— BEGIN Data records —

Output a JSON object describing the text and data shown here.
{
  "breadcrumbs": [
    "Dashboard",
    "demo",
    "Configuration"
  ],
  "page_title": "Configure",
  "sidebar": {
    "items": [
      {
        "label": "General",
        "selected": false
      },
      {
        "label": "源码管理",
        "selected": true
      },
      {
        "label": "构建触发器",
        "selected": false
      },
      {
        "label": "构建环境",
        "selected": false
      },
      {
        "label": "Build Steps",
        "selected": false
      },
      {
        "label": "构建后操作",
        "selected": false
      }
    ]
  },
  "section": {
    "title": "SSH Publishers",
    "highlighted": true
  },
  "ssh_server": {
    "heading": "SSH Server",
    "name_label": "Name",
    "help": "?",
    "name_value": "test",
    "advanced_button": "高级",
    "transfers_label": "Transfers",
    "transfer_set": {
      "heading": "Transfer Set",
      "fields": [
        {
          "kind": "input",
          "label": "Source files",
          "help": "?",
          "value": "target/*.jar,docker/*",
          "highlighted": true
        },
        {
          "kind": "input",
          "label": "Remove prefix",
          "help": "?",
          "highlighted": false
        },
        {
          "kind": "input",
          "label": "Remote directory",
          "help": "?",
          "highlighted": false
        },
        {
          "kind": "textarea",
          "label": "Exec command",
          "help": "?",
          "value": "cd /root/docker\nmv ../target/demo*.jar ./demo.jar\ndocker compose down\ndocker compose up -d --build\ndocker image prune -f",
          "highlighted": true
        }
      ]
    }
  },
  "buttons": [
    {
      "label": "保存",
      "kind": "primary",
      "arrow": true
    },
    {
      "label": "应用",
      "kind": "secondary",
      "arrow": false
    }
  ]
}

— END Data records —

Return each line with "true".

        "selected": true
    "highlighted": true
          "highlighted": true
          "highlighted": true
      "arrow": true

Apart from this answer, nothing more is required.